## What needs to be done
Below is a listing. Gather each line of it that contains "atas".

## Listed entries
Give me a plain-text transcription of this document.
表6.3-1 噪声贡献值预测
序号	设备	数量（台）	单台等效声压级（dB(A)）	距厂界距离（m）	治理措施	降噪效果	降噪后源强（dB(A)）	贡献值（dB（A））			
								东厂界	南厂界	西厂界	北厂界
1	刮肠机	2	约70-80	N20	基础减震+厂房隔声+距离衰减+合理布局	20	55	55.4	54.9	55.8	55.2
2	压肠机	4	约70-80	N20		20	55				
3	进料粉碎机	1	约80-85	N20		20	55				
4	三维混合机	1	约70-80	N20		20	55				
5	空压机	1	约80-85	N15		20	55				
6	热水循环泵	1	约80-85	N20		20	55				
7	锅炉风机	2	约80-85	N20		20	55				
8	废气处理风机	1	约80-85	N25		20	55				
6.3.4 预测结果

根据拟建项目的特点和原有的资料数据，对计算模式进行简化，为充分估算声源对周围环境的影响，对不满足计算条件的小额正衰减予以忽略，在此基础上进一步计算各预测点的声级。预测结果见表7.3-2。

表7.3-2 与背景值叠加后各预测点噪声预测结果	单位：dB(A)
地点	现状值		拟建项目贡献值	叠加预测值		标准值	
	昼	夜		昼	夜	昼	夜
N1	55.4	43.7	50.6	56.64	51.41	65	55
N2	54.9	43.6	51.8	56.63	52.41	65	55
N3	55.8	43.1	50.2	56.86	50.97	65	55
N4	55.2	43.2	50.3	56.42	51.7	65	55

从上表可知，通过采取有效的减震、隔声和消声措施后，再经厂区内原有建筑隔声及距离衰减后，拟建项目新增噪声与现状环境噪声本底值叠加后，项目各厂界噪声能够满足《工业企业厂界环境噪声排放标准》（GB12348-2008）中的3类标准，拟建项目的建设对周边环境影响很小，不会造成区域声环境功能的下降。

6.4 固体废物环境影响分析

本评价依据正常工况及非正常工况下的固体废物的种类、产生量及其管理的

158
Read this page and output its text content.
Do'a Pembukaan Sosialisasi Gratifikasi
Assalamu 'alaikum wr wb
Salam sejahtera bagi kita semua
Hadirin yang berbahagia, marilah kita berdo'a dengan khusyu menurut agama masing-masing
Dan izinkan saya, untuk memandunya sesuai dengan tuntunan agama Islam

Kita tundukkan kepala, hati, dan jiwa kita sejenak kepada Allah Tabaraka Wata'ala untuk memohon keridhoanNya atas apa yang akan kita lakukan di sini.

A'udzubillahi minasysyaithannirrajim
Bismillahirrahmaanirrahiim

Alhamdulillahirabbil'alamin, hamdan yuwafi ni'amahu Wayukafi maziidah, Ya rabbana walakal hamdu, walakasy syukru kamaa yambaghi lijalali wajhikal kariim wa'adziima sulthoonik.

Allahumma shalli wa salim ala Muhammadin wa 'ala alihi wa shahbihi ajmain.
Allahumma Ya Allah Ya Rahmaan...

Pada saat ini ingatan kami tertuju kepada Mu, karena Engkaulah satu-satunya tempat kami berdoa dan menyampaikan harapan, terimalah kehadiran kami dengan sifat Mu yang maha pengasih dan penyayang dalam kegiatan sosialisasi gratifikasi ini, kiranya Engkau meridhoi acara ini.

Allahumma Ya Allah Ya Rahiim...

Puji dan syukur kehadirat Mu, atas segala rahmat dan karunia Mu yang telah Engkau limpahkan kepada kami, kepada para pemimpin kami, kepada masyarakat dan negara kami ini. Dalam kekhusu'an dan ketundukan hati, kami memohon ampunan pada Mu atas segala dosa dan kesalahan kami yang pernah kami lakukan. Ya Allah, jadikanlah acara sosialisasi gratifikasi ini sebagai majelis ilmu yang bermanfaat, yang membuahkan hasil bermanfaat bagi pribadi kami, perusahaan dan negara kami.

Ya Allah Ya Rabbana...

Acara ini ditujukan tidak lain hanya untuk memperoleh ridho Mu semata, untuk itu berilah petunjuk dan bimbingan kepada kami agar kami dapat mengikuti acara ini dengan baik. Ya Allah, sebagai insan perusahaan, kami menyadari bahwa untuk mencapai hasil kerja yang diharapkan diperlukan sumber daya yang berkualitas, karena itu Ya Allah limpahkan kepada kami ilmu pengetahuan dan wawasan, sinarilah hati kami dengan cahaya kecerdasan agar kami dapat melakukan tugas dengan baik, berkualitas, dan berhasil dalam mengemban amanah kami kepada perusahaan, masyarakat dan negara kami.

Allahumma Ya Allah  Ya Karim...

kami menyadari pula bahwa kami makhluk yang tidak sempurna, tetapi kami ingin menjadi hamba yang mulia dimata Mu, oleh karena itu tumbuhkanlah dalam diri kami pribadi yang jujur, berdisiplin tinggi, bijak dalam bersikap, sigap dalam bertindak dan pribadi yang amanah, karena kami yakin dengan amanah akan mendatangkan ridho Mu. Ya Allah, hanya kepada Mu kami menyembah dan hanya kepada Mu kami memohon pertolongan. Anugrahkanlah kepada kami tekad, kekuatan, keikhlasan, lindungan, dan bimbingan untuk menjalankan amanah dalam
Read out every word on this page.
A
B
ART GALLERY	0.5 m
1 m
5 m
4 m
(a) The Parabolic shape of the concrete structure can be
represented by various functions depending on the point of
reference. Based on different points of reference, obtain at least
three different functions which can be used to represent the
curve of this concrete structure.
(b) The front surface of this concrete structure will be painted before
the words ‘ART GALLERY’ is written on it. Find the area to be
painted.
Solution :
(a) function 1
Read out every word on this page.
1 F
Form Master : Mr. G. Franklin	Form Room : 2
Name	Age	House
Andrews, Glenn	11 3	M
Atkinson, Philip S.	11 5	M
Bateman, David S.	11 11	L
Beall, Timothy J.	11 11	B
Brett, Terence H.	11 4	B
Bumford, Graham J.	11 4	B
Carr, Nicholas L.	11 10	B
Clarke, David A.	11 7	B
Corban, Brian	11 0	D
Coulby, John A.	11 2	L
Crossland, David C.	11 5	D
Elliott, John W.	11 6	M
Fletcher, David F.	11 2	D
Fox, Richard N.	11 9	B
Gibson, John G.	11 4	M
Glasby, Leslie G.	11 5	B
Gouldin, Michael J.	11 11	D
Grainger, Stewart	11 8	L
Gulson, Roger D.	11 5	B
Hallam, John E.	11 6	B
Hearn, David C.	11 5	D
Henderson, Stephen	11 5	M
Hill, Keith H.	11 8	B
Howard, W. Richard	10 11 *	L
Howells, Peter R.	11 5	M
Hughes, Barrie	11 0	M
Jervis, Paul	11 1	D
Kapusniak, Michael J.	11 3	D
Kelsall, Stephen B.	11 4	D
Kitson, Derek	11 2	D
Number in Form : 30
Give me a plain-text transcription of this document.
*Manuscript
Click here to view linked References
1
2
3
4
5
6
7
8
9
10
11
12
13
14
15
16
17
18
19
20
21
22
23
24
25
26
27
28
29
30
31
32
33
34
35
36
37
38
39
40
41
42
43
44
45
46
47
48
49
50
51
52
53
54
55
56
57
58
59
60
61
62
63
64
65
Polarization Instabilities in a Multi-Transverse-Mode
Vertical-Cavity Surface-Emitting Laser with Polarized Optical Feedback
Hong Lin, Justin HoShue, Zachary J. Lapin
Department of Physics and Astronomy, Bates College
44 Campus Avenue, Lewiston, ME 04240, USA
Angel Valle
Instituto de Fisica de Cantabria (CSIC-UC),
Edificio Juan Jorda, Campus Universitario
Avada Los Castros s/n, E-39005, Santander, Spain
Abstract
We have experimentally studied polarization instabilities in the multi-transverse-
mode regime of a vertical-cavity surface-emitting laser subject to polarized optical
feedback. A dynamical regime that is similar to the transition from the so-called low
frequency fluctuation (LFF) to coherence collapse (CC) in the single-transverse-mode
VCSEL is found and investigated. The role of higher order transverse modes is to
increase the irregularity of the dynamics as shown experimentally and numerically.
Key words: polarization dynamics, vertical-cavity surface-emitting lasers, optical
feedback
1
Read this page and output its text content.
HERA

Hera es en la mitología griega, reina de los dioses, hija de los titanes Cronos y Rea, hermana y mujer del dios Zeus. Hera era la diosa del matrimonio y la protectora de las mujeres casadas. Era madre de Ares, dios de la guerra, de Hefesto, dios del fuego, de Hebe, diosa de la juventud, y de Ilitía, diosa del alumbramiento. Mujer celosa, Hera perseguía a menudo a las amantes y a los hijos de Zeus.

## Worked solution
Kita tundukkan kepala, hati, dan jiwa kita sejenak kepada Allah Tabaraka Wata'ala untuk memohon keridhoanNya atas apa yang akan kita lakukan di sini.
Puji dan syukur kehadirat Mu, atas segala rahmat dan karunia Mu yang telah Engkau limpahkan kepada kami, kepada para pemimpin kami, kepada masyarakat dan negara kami ini. Dalam kekhusu'an dan ketundukan hati, kami memohon ampunan pada Mu atas segala dosa dan kesalahan kami yang pernah kami lakukan. Ya Allah, jadikanlah acara sosialisasi gratifikasi ini sebagai majelis ilmu yang bermanfaat, yang membuahkan hasil bermanfaat bagi pribadi kami, perusahaan dan negara kami.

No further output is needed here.